## Task inputs

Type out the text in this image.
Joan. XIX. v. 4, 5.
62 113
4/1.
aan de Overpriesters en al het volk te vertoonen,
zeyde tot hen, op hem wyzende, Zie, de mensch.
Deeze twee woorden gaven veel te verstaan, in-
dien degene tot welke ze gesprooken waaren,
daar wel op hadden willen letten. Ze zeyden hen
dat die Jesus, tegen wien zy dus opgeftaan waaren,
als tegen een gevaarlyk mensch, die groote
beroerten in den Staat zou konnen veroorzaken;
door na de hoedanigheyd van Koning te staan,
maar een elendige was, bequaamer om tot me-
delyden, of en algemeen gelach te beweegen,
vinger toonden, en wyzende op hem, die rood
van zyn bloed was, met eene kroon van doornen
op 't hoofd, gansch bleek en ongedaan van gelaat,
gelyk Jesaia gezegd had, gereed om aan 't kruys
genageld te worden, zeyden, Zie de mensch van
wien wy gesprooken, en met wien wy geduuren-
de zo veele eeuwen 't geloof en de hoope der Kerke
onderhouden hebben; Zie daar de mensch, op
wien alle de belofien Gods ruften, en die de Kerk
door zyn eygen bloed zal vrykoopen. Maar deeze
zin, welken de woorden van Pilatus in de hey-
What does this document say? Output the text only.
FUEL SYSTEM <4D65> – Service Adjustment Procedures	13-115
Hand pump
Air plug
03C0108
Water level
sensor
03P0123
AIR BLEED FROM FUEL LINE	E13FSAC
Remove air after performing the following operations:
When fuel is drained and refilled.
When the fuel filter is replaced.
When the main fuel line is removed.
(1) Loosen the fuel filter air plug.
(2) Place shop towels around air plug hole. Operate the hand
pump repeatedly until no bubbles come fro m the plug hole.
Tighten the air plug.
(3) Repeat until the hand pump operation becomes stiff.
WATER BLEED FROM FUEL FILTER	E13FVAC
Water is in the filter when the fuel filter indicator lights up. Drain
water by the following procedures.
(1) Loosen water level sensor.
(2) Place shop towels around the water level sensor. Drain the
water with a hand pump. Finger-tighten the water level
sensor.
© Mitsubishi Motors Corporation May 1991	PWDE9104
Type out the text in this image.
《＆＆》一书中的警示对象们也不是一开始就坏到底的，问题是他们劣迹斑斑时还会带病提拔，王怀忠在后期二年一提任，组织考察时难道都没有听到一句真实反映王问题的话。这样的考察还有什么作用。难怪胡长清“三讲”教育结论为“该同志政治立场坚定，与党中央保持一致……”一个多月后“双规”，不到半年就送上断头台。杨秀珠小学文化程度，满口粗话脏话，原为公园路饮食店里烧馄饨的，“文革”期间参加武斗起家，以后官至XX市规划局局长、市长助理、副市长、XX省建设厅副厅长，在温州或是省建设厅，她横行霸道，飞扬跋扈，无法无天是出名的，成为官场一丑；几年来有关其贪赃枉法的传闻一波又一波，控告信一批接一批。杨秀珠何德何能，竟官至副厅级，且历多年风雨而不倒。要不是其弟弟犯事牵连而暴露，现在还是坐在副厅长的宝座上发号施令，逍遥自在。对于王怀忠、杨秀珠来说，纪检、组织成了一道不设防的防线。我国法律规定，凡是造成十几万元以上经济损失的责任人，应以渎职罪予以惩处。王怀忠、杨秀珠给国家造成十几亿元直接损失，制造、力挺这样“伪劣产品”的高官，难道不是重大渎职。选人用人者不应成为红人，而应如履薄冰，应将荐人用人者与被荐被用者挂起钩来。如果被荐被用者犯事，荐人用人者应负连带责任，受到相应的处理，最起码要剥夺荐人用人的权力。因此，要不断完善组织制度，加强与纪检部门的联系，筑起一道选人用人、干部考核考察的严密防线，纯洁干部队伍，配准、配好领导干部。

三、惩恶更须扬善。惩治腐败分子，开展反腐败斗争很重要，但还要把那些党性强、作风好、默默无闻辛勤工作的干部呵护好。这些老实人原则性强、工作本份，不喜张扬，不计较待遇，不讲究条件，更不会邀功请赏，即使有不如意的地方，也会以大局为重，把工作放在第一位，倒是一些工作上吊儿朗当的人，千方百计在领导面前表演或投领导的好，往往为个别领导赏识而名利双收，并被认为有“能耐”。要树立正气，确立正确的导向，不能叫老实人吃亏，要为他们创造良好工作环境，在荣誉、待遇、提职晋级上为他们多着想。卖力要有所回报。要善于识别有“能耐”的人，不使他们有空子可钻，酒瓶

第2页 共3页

## To be done
Recopy all the lines exactly as they appear.

## Task solution
Type out the text in this image.
Joan. XIX. v. 4, 5.
62 113
4/1.
aan de Overpriesters en al het volk te vertoonen,
zeyde tot hen, op hem wyzende, Zie, de mensch.
Deeze twee woorden gaven veel te verstaan, in-
dien degene tot welke ze gesprooken waaren,
daar wel op hadden willen letten. Ze zeyden hen
dat die Jesus, tegen wien zy dus opgeftaan waaren,
als tegen een gevaarlyk mensch, die groote
beroerten in den Staat zou konnen veroorzaken;
door na de hoedanigheyd van Koning te staan,
maar een elendige was, bequaamer om tot me-
delyden, of en algemeen gelach te beweegen,
vinger toonden, en wyzende op hem, die rood
van zyn bloed was, met eene kroon van doornen
op 't hoofd, gansch bleek en ongedaan van gelaat,
gelyk Jesaia gezegd had, gereed om aan 't kruys
genageld te worden, zeyden, Zie de mensch van
wien wy gesprooken, en met wien wy geduuren-
de zo veele eeuwen 't geloof en de hoope der Kerke
onderhouden hebben; Zie daar de mensch, op
wien alle de belofien Gods ruften, en die de Kerk
door zyn eygen bloed zal vrykoopen. Maar deeze
zin, welken de woorden van Pilatus in de hey-
What does this document say? Output the text only.
FUEL SYSTEM <4D65> – Service Adjustment Procedures	13-115
Hand pump
Air plug
03C0108
Water level
sensor
03P0123
AIR BLEED FROM FUEL LINE	E13FSAC
Remove air after performing the following operations:
When fuel is drained and refilled.
When the fuel filter is replaced.
When the main fuel line is removed.
(1) Loosen the fuel filter air plug.
(2) Place shop towels around air plug hole. Operate the hand
pump repeatedly until no bubbles come fro m the plug hole.
Tighten the air plug.
(3) Repeat until the hand pump operation becomes stiff.
WATER BLEED FROM FUEL FILTER	E13FVAC
Water is in the filter when the fuel filter indicator lights up. Drain
water by the following procedures.
(1) Loosen water level sensor.
(2) Place shop towels around the water level sensor. Drain the
water with a hand pump. Finger-tighten the water level
sensor.
© Mitsubishi Motors Corporation May 1991	PWDE9104
Type out the text in this image.
《＆＆》一书中的警示对象们也不是一开始就坏到底的，问题是他们劣迹斑斑时还会带病提拔，王怀忠在后期二年一提任，组织考察时难道都没有听到一句真实反映王问题的话。这样的考察还有什么作用。难怪胡长清“三讲”教育结论为“该同志政治立场坚定，与党中央保持一致……”一个多月后“双规”，不到半年就送上断头台。杨秀珠小学文化程度，满口粗话脏话，原为公园路饮食店里烧馄饨的，“文革”期间参加武斗起家，以后官至XX市规划局局长、市长助理、副市长、XX省建设厅副厅长，在温州或是省建设厅，她横行霸道，飞扬跋扈，无法无天是出名的，成为官场一丑；几年来有关其贪赃枉法的传闻一波又一波，控告信一批接一批。杨秀珠何德何能，竟官至副厅级，且历多年风雨而不倒。要不是其弟弟犯事牵连而暴露，现在还是坐在副厅长的宝座上发号施令，逍遥自在。对于王怀忠、杨秀珠来说，纪检、组织成了一道不设防的防线。我国法律规定，凡是造成十几万元以上经济损失的责任人，应以渎职罪予以惩处。王怀忠、杨秀珠给国家造成十几亿元直接损失，制造、力挺这样“伪劣产品”的高官，难道不是重大渎职。选人用人者不应成为红人，而应如履薄冰，应将荐人用人者与被荐被用者挂起钩来。如果被荐被用者犯事，荐人用人者应负连带责任，受到相应的处理，最起码要剥夺荐人用人的权力。因此，要不断完善组织制度，加强与纪检部门的联系，筑起一道选人用人、干部考核考察的严密防线，纯洁干部队伍，配准、配好领导干部。

三、惩恶更须扬善。惩治腐败分子，开展反腐败斗争很重要，但还要把那些党性强、作风好、默默无闻辛勤工作的干部呵护好。这些老实人原则性强、工作本份，不喜张扬，不计较待遇，不讲究条件，更不会邀功请赏，即使有不如意的地方，也会以大局为重，把工作放在第一位，倒是一些工作上吊儿朗当的人，千方百计在领导面前表演或投领导的好，往往为个别领导赏识而名利双收，并被认为有“能耐”。要树立正气，确立正确的导向，不能叫老实人吃亏，要为他们创造良好工作环境，在荣誉、待遇、提职晋级上为他们多着想。卖力要有所回报。要善于识别有“能耐”的人，不使他们有空子可钻，酒瓶

第2页 共3页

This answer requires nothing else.